Raw data:

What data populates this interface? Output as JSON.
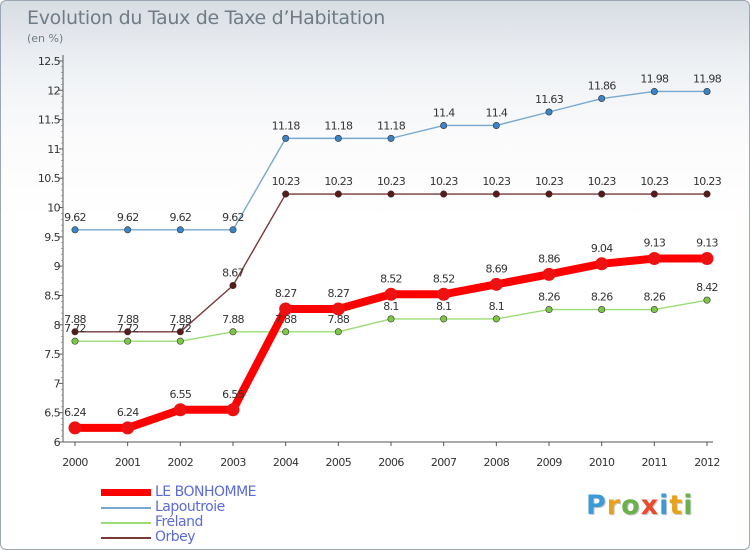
{
  "header": {
    "title": "Evolution du Taux de Taxe d’Habitation",
    "subtitle": "(en %)"
  },
  "logo": {
    "text": "Proxiti",
    "colors": [
      "#3a9bd6",
      "#e8a21a",
      "#6ab04c",
      "#e84a2e",
      "#3a9bd6",
      "#e8a21a",
      "#6ab04c"
    ]
  },
  "chart_data": {
    "type": "line",
    "categories": [
      "2000",
      "2001",
      "2002",
      "2003",
      "2004",
      "2005",
      "2006",
      "2007",
      "2008",
      "2009",
      "2010",
      "2011",
      "2012"
    ],
    "ylim": [
      6,
      12.5
    ],
    "yticks": [
      "6",
      "6.5",
      "7",
      "7.5",
      "8",
      "8.5",
      "9",
      "9.5",
      "10",
      "10.5",
      "11",
      "11.5",
      "12",
      "12.5"
    ],
    "grid": false,
    "legend_position": "bottom-left",
    "series": [
      {
        "name": "LE BONHOMME",
        "color": "#ff0000",
        "marker": "#ee1111",
        "values": [
          6.24,
          6.24,
          6.55,
          6.55,
          8.27,
          8.27,
          8.52,
          8.52,
          8.69,
          8.86,
          9.04,
          9.13,
          9.13
        ],
        "labels": [
          "6.24",
          "6.24",
          "6.55",
          "6.55",
          "8.27",
          "8.27",
          "8.52",
          "8.52",
          "8.69",
          "8.86",
          "9.04",
          "9.13",
          "9.13"
        ]
      },
      {
        "name": "Lapoutroie",
        "color": "#78a8d0",
        "marker": "#3a85c8",
        "values": [
          9.62,
          9.62,
          9.62,
          9.62,
          11.18,
          11.18,
          11.18,
          11.4,
          11.4,
          11.63,
          11.86,
          11.98,
          11.98
        ],
        "labels": [
          "9.62",
          "9.62",
          "9.62",
          "9.62",
          "11.18",
          "11.18",
          "11.18",
          "11.4",
          "11.4",
          "11.63",
          "11.86",
          "11.98",
          "11.98"
        ]
      },
      {
        "name": "Fréland",
        "color": "#9cdc74",
        "marker": "#7cc846",
        "values": [
          7.72,
          7.72,
          7.72,
          7.88,
          7.88,
          7.88,
          8.1,
          8.1,
          8.1,
          8.26,
          8.26,
          8.26,
          8.42
        ],
        "labels": [
          "7.72",
          "7.72",
          "7.72",
          "7.88",
          "7.88",
          "7.88",
          "8.1",
          "8.1",
          "8.1",
          "8.26",
          "8.26",
          "8.26",
          "8.42"
        ]
      },
      {
        "name": "Orbey",
        "color": "#7a3a3a",
        "marker": "#5a1a1a",
        "values": [
          7.88,
          7.88,
          7.88,
          8.67,
          10.23,
          10.23,
          10.23,
          10.23,
          10.23,
          10.23,
          10.23,
          10.23,
          10.23
        ],
        "labels": [
          "7.88",
          "7.88",
          "7.88",
          "8.67",
          "10.23",
          "10.23",
          "10.23",
          "10.23",
          "10.23",
          "10.23",
          "10.23",
          "10.23",
          "10.23"
        ]
      }
    ]
  }
}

Task statement: Omit every picture, and otherwise quote the entries exactly.

Task answer:
What data populates this interface? Output as JSON.
{
  "header": {
    "title": "Evolution du Taux de Taxe d’Habitation",
    "subtitle": "(en %)"
  },
  "logo": {
    "text": "Proxiti",
    "colors": [
      "#3a9bd6",
      "#e8a21a",
      "#6ab04c",
      "#e84a2e",
      "#3a9bd6",
      "#e8a21a",
      "#6ab04c"
    ]
  },
  "chart_data": {
    "type": "line",
    "categories": [
      "2000",
      "2001",
      "2002",
      "2003",
      "2004",
      "2005",
      "2006",
      "2007",
      "2008",
      "2009",
      "2010",
      "2011",
      "2012"
    ],
    "ylim": [
      6,
      12.5
    ],
    "yticks": [
      "6",
      "6.5",
      "7",
      "7.5",
      "8",
      "8.5",
      "9",
      "9.5",
      "10",
      "10.5",
      "11",
      "11.5",
      "12",
      "12.5"
    ],
    "grid": false,
    "legend_position": "bottom-left",
    "series": [
      {
        "name": "LE BONHOMME",
        "color": "#ff0000",
        "marker": "#ee1111",
        "values": [
          6.24,
          6.24,
          6.55,
          6.55,
          8.27,
          8.27,
          8.52,
          8.52,
          8.69,
          8.86,
          9.04,
          9.13,
          9.13
        ],
        "labels": [
          "6.24",
          "6.24",
          "6.55",
          "6.55",
          "8.27",
          "8.27",
          "8.52",
          "8.52",
          "8.69",
          "8.86",
          "9.04",
          "9.13",
          "9.13"
        ]
      },
      {
        "name": "Lapoutroie",
        "color": "#78a8d0",
        "marker": "#3a85c8",
        "values": [
          9.62,
          9.62,
          9.62,
          9.62,
          11.18,
          11.18,
          11.18,
          11.4,
          11.4,
          11.63,
          11.86,
          11.98,
          11.98
        ],
        "labels": [
          "9.62",
          "9.62",
          "9.62",
          "9.62",
          "11.18",
          "11.18",
          "11.18",
          "11.4",
          "11.4",
          "11.63",
          "11.86",
          "11.98",
          "11.98"
        ]
      },
      {
        "name": "Fréland",
        "color": "#9cdc74",
        "marker": "#7cc846",
        "values": [
          7.72,
          7.72,
          7.72,
          7.88,
          7.88,
          7.88,
          8.1,
          8.1,
          8.1,
          8.26,
          8.26,
          8.26,
          8.42
        ],
        "labels": [
          "7.72",
          "7.72",
          "7.72",
          "7.88",
          "7.88",
          "7.88",
          "8.1",
          "8.1",
          "8.1",
          "8.26",
          "8.26",
          "8.26",
          "8.42"
        ]
      },
      {
        "name": "Orbey",
        "color": "#7a3a3a",
        "marker": "#5a1a1a",
        "values": [
          7.88,
          7.88,
          7.88,
          8.67,
          10.23,
          10.23,
          10.23,
          10.23,
          10.23,
          10.23,
          10.23,
          10.23,
          10.23
        ],
        "labels": [
          "7.88",
          "7.88",
          "7.88",
          "8.67",
          "10.23",
          "10.23",
          "10.23",
          "10.23",
          "10.23",
          "10.23",
          "10.23",
          "10.23",
          "10.23"
        ]
      }
    ]
  }
}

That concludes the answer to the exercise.